(Dataset entries)
(begin)
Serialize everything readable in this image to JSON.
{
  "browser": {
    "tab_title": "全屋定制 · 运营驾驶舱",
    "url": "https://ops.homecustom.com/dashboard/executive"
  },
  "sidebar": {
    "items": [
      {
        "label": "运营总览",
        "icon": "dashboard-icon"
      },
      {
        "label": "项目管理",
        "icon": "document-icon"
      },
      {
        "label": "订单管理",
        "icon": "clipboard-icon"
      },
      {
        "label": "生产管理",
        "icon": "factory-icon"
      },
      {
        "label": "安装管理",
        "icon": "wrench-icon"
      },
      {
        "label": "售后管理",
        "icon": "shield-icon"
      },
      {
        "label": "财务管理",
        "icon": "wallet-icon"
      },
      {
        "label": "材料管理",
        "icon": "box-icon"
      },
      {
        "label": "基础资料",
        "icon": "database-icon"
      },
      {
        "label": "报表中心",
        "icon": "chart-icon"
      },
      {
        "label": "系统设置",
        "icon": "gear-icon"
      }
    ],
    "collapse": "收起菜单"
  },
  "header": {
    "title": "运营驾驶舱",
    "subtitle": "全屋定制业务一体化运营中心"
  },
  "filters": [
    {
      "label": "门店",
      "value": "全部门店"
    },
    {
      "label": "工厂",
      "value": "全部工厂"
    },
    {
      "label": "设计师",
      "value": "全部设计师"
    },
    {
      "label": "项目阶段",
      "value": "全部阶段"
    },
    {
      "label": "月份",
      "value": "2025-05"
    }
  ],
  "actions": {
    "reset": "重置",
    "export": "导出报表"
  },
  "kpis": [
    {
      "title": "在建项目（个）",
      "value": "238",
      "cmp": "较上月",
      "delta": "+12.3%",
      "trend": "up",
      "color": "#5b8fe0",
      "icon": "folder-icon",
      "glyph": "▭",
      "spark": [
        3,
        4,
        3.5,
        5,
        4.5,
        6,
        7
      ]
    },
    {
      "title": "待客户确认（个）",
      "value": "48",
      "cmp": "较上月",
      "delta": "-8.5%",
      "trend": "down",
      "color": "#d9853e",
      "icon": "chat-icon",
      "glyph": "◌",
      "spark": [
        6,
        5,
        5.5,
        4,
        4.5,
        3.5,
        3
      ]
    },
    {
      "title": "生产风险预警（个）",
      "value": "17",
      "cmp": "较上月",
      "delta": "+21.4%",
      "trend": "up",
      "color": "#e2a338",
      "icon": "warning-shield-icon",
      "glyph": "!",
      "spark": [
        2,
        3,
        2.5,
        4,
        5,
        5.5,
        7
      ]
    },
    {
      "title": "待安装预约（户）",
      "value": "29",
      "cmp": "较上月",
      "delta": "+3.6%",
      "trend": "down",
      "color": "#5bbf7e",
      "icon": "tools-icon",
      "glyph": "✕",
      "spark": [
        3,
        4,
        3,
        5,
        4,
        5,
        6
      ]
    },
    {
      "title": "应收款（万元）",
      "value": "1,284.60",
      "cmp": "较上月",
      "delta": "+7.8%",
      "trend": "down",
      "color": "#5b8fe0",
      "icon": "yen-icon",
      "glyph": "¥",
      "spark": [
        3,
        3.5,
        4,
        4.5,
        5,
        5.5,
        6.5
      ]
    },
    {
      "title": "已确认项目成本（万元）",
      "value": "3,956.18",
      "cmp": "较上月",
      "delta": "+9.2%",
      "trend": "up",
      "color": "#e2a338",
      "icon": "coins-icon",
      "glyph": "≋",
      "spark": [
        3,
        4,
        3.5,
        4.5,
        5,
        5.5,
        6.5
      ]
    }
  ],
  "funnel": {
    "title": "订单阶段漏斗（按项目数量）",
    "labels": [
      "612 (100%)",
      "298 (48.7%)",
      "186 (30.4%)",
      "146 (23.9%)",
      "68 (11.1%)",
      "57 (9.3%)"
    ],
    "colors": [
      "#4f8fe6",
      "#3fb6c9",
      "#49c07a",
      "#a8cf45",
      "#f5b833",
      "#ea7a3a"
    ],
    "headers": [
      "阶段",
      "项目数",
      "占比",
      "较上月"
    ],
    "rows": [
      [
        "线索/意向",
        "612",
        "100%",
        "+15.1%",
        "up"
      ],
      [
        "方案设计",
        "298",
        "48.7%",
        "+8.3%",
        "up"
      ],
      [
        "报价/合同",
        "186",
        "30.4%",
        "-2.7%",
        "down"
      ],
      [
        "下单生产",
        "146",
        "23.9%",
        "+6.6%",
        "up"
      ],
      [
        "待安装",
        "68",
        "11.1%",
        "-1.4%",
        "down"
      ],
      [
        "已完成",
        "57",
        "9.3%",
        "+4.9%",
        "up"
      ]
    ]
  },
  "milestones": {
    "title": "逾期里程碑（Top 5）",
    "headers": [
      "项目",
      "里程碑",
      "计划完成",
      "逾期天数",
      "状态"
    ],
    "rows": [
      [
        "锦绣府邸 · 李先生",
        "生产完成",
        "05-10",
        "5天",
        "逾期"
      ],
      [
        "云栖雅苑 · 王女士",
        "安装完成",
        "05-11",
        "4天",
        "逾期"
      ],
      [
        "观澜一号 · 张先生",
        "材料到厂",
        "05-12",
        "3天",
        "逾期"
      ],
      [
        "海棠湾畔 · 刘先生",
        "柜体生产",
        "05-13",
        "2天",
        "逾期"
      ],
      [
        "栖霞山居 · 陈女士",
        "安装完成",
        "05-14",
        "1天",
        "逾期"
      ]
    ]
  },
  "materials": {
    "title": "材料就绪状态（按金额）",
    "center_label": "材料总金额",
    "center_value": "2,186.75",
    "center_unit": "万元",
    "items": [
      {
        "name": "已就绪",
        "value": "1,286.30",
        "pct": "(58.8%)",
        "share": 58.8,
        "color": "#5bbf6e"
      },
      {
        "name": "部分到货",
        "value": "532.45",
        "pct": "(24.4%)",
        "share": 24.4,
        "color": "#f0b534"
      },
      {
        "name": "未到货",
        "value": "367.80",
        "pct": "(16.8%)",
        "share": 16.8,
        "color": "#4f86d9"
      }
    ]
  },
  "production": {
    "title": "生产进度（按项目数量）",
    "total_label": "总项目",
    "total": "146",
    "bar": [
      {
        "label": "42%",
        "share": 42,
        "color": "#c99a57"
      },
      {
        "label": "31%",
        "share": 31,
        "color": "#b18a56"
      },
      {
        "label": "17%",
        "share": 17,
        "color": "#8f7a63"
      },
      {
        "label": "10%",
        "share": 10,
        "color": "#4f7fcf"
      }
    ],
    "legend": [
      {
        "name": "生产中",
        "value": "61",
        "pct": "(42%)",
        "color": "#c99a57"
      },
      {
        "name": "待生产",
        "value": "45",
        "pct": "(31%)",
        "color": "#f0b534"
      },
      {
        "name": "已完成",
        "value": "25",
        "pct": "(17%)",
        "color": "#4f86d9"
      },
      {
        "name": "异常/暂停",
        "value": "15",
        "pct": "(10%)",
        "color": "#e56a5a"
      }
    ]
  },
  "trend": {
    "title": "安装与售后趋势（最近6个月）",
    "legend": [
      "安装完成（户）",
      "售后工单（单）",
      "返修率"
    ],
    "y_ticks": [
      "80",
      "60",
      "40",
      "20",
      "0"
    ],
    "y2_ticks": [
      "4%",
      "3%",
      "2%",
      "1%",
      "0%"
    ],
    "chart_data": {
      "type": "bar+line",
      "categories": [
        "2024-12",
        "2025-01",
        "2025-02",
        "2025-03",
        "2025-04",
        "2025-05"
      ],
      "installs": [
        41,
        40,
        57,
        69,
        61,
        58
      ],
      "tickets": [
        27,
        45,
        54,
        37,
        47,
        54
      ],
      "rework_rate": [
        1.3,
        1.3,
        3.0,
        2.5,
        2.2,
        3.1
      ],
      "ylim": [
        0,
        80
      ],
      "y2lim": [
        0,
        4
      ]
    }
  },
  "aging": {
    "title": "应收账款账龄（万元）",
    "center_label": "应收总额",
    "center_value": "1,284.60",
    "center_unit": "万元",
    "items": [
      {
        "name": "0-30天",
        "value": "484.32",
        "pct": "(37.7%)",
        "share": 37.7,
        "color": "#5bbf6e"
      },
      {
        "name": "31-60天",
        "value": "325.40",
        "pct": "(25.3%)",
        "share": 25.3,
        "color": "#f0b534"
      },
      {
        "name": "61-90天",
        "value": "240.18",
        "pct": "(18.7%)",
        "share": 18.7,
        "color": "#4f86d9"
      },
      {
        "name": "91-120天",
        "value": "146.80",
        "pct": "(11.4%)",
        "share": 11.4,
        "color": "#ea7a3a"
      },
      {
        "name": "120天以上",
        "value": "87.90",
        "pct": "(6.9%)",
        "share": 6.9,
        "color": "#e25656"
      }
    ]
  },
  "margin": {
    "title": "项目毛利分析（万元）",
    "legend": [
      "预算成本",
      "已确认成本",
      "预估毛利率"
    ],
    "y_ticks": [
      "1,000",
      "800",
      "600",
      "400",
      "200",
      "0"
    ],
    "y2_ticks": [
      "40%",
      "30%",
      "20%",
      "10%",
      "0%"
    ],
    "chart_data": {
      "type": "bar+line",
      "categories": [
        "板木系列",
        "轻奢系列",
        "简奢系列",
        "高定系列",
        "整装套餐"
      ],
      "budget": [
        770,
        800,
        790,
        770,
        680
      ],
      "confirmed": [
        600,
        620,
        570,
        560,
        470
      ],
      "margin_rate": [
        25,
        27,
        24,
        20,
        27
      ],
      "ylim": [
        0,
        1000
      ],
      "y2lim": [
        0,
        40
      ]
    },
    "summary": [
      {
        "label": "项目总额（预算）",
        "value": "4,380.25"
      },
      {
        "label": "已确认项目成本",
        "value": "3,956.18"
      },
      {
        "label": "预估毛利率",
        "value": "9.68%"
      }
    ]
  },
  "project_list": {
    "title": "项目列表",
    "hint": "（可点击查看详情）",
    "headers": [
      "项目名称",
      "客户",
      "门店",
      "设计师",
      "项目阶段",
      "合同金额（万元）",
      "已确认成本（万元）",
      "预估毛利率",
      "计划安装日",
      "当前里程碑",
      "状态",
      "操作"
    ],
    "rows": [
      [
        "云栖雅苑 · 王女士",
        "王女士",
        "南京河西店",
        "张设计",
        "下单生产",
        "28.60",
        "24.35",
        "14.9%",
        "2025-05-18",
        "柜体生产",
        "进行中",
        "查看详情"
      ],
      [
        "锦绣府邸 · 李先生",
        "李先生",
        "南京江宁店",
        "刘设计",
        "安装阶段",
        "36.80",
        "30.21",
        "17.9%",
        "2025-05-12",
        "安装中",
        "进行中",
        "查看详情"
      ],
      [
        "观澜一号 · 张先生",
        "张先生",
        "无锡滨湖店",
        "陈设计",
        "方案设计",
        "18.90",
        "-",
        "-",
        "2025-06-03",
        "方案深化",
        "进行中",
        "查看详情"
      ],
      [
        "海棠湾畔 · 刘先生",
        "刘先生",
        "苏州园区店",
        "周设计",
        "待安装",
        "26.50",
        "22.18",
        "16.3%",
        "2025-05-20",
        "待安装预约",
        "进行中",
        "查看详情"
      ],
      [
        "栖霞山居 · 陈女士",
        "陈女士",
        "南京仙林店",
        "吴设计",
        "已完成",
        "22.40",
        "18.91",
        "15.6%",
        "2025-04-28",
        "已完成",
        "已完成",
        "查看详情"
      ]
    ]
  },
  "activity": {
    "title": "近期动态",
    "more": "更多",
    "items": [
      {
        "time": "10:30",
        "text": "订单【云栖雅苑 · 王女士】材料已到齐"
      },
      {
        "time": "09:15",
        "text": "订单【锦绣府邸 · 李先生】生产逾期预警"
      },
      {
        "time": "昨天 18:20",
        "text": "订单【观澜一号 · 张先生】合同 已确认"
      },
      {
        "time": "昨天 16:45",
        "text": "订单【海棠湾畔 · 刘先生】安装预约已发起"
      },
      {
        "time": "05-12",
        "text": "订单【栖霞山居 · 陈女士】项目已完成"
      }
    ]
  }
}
(end)
▶ WRITTEN TASK
From the data, collect all lines where the string "name" appears.

▶ SOLUTION TO THE PROBLEM
        "name": "已就绪",
        "name": "部分到货",
        "name": "未到货",
        "name": "生产中",
        "name": "待生产",
        "name": "已完成",
        "name": "异常/暂停",
        "name": "0-30天",
        "name": "31-60天",
        "name": "61-90天",
        "name": "91-120天",
        "name": "120天以上",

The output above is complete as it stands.